** LISTED ENTRIES **
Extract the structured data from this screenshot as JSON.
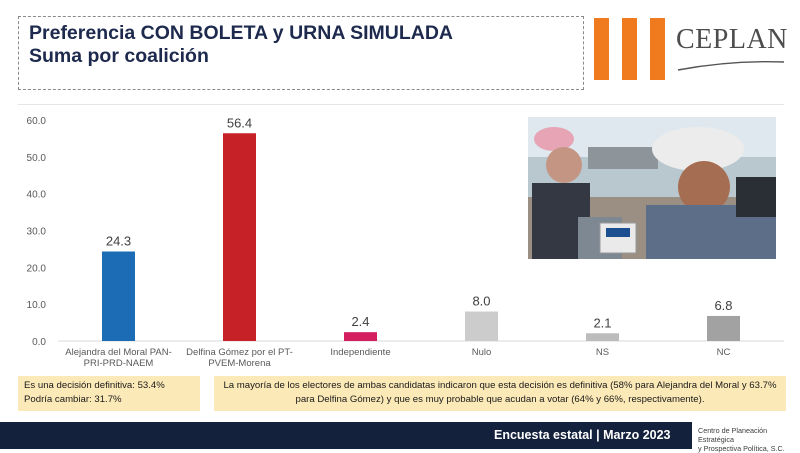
{
  "header": {
    "title_line1": "Preferencia CON BOLETA y URNA SIMULADA",
    "title_line2": "Suma por coalición"
  },
  "logo": {
    "text": "CEPLAN",
    "bar_color": "#f07a1e"
  },
  "chart_data": {
    "type": "bar",
    "categories": [
      "Alejandra del Moral PAN-PRI-PRD-NAEM",
      "Delfina Gómez por el PT-PVEM-Morena",
      "Independiente",
      "Nulo",
      "NS",
      "NC"
    ],
    "category_lines": [
      [
        "Alejandra del Moral PAN-",
        "PRI-PRD-NAEM"
      ],
      [
        "Delfina Gómez por el PT-",
        "PVEM-Morena"
      ],
      [
        "Independiente"
      ],
      [
        "Nulo"
      ],
      [
        "NS"
      ],
      [
        "NC"
      ]
    ],
    "values": [
      24.3,
      56.4,
      2.4,
      8.0,
      2.1,
      6.8
    ],
    "value_labels": [
      "24.3",
      "56.4",
      "2.4",
      "8.0",
      "2.1",
      "6.8"
    ],
    "colors": [
      "#1c6cb5",
      "#c62127",
      "#d31f5e",
      "#cccccc",
      "#bcbcbc",
      "#a2a2a2"
    ],
    "ylim": [
      0,
      60
    ],
    "yticks": [
      "0.0",
      "10.0",
      "20.0",
      "30.0",
      "40.0",
      "50.0",
      "60.0"
    ],
    "title": "",
    "xlabel": "",
    "ylabel": "",
    "grid": false,
    "legend": "none"
  },
  "notes": {
    "left_line1": "Es una decisión definitiva: 53.4%",
    "left_line2": "Podría cambiar: 31.7%",
    "right": "La mayoría de los electores de ambas candidatas indicaron que esta decisión es definitiva (58% para Alejandra del Moral y 63.7% para Delfina Gómez) y que es muy probable que acudan a votar (64% y 66%, respectivamente)."
  },
  "footer": {
    "title": "Encuesta estatal | Marzo 2023",
    "org_line1": "Centro de Planeación Estratégica",
    "org_line2": "y Prospectiva Política, S.C."
  }
}
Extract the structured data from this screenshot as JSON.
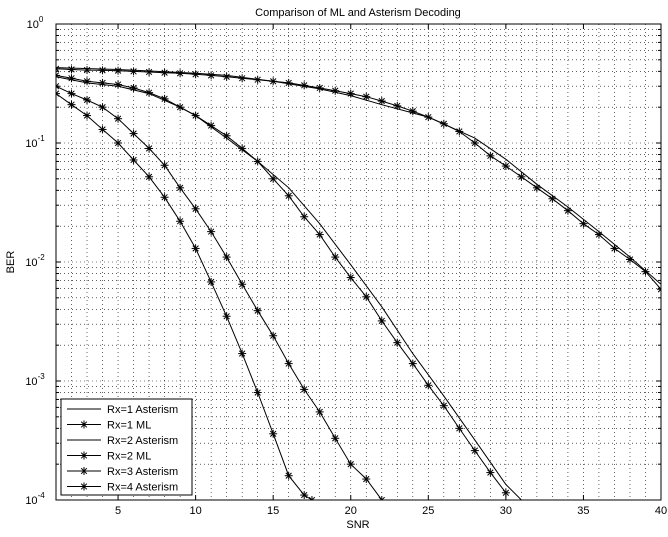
{
  "chart_data": {
    "type": "line",
    "title": "Comparison of ML and Asterism Decoding",
    "xlabel": "SNR",
    "ylabel": "BER",
    "xlim": [
      1,
      40
    ],
    "ylim": [
      0.0001,
      1
    ],
    "yscale": "log",
    "grid": true,
    "legend_position": "bottom-left",
    "x_ticks": [
      {
        "value": 5,
        "label": "5"
      },
      {
        "value": 10,
        "label": "10"
      },
      {
        "value": 15,
        "label": "15"
      },
      {
        "value": 20,
        "label": "20"
      },
      {
        "value": 25,
        "label": "25"
      },
      {
        "value": 30,
        "label": "30"
      },
      {
        "value": 35,
        "label": "35"
      },
      {
        "value": 40,
        "label": "40"
      }
    ],
    "y_ticks": [
      {
        "value": 1,
        "base": "10",
        "exp": "0"
      },
      {
        "value": 0.1,
        "base": "10",
        "exp": "-1"
      },
      {
        "value": 0.01,
        "base": "10",
        "exp": "-2"
      },
      {
        "value": 0.001,
        "base": "10",
        "exp": "-3"
      },
      {
        "value": 0.0001,
        "base": "10",
        "exp": "-4"
      }
    ],
    "series": [
      {
        "name": "Rx=1 Asterism",
        "marker": "none",
        "x": [
          1,
          5,
          10,
          12,
          15,
          18,
          20,
          22,
          25,
          28,
          30,
          32,
          34,
          36,
          38,
          40
        ],
        "y": [
          0.43,
          0.415,
          0.385,
          0.37,
          0.33,
          0.285,
          0.25,
          0.21,
          0.165,
          0.11,
          0.073,
          0.045,
          0.029,
          0.018,
          0.011,
          0.0065
        ]
      },
      {
        "name": "Rx=1 ML",
        "marker": "star",
        "x": [
          1,
          2,
          3,
          4,
          5,
          6,
          7,
          8,
          9,
          10,
          11,
          12,
          13,
          14,
          15,
          16,
          17,
          18,
          19,
          20,
          21,
          22,
          23,
          24,
          25,
          26,
          27,
          28,
          29,
          30,
          31,
          32,
          33,
          34,
          35,
          36,
          37,
          38,
          39,
          40
        ],
        "y": [
          0.42,
          0.415,
          0.41,
          0.408,
          0.405,
          0.4,
          0.395,
          0.39,
          0.385,
          0.378,
          0.37,
          0.36,
          0.35,
          0.34,
          0.33,
          0.32,
          0.305,
          0.29,
          0.275,
          0.26,
          0.245,
          0.225,
          0.205,
          0.185,
          0.165,
          0.145,
          0.125,
          0.1,
          0.078,
          0.064,
          0.052,
          0.042,
          0.034,
          0.027,
          0.021,
          0.017,
          0.013,
          0.0105,
          0.0083,
          0.0059
        ]
      },
      {
        "name": "Rx=2 Asterism",
        "marker": "none",
        "x": [
          1,
          3,
          5,
          7,
          9,
          10,
          12,
          14,
          16,
          18,
          20,
          22,
          24,
          26,
          28,
          30,
          31
        ],
        "y": [
          0.36,
          0.32,
          0.3,
          0.26,
          0.2,
          0.17,
          0.11,
          0.07,
          0.042,
          0.021,
          0.0095,
          0.0042,
          0.0017,
          0.00075,
          0.00032,
          0.000135,
          0.0001
        ]
      },
      {
        "name": "Rx=2 ML",
        "marker": "star",
        "x": [
          1,
          2,
          3,
          4,
          5,
          6,
          7,
          8,
          9,
          10,
          11,
          12,
          13,
          14,
          15,
          16,
          17,
          18,
          19,
          20,
          21,
          22,
          23,
          24,
          25,
          26,
          27,
          28,
          29,
          30
        ],
        "y": [
          0.37,
          0.35,
          0.33,
          0.32,
          0.31,
          0.29,
          0.265,
          0.235,
          0.2,
          0.17,
          0.14,
          0.115,
          0.09,
          0.07,
          0.05,
          0.036,
          0.024,
          0.017,
          0.011,
          0.0074,
          0.0051,
          0.0032,
          0.0021,
          0.0014,
          0.00092,
          0.00062,
          0.0004,
          0.00026,
          0.00017,
          0.000115
        ]
      },
      {
        "name": "Rx=3 Asterism",
        "marker": "star",
        "x": [
          1,
          2,
          3,
          4,
          5,
          6,
          7,
          8,
          9,
          10,
          11,
          12,
          13,
          14,
          15,
          16,
          17,
          18,
          19,
          20,
          21,
          22
        ],
        "y": [
          0.3,
          0.26,
          0.23,
          0.2,
          0.16,
          0.12,
          0.09,
          0.065,
          0.042,
          0.028,
          0.018,
          0.011,
          0.0065,
          0.0039,
          0.0024,
          0.0014,
          0.00085,
          0.00055,
          0.00033,
          0.0002,
          0.00015,
          0.0001
        ]
      },
      {
        "name": "Rx=4 Asterism",
        "marker": "star",
        "x": [
          1,
          2,
          3,
          4,
          5,
          6,
          7,
          8,
          9,
          10,
          11,
          12,
          13,
          14,
          15,
          16,
          17,
          17.5
        ],
        "y": [
          0.26,
          0.21,
          0.17,
          0.13,
          0.1,
          0.072,
          0.052,
          0.035,
          0.022,
          0.013,
          0.0068,
          0.0035,
          0.0017,
          0.0008,
          0.00036,
          0.00016,
          0.00011,
          0.0001
        ]
      }
    ]
  }
}
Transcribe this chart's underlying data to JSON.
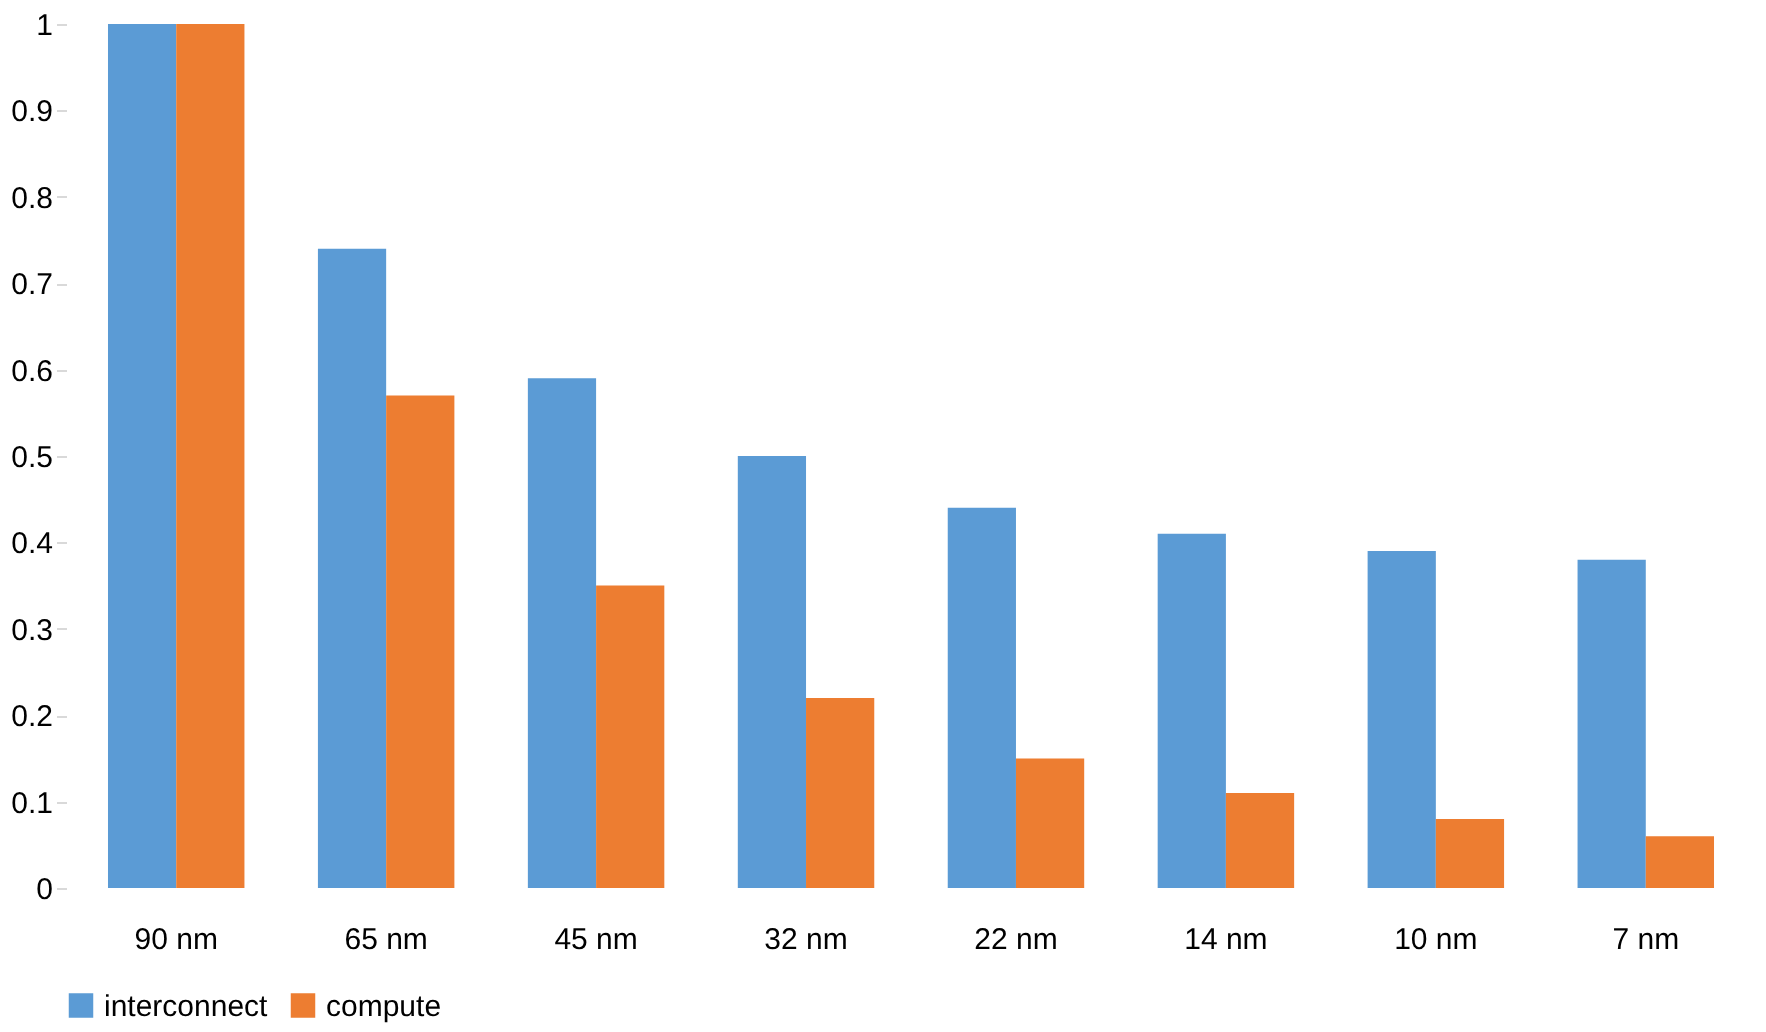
{
  "chart_data": {
    "type": "bar",
    "categories": [
      "90 nm",
      "65 nm",
      "45 nm",
      "32 nm",
      "22 nm",
      "14 nm",
      "10 nm",
      "7 nm"
    ],
    "series": [
      {
        "name": "interconnect",
        "color": "#5b9bd5",
        "values": [
          1,
          0.74,
          0.59,
          0.5,
          0.44,
          0.41,
          0.39,
          0.38
        ]
      },
      {
        "name": "compute",
        "color": "#ed7d31",
        "values": [
          1,
          0.57,
          0.35,
          0.22,
          0.15,
          0.11,
          0.08,
          0.06
        ]
      }
    ],
    "ylim": [
      0,
      1
    ],
    "yticks": [
      0,
      0.1,
      0.2,
      0.3,
      0.4,
      0.5,
      0.6,
      0.7,
      0.8,
      0.9,
      1
    ],
    "grid": false,
    "legend": "bottom"
  }
}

** DIRECTIONS FOR THIS TASK **
Report how many lines of the data hold the string "definitiva"; give only the number.

** TASK RESULT **
2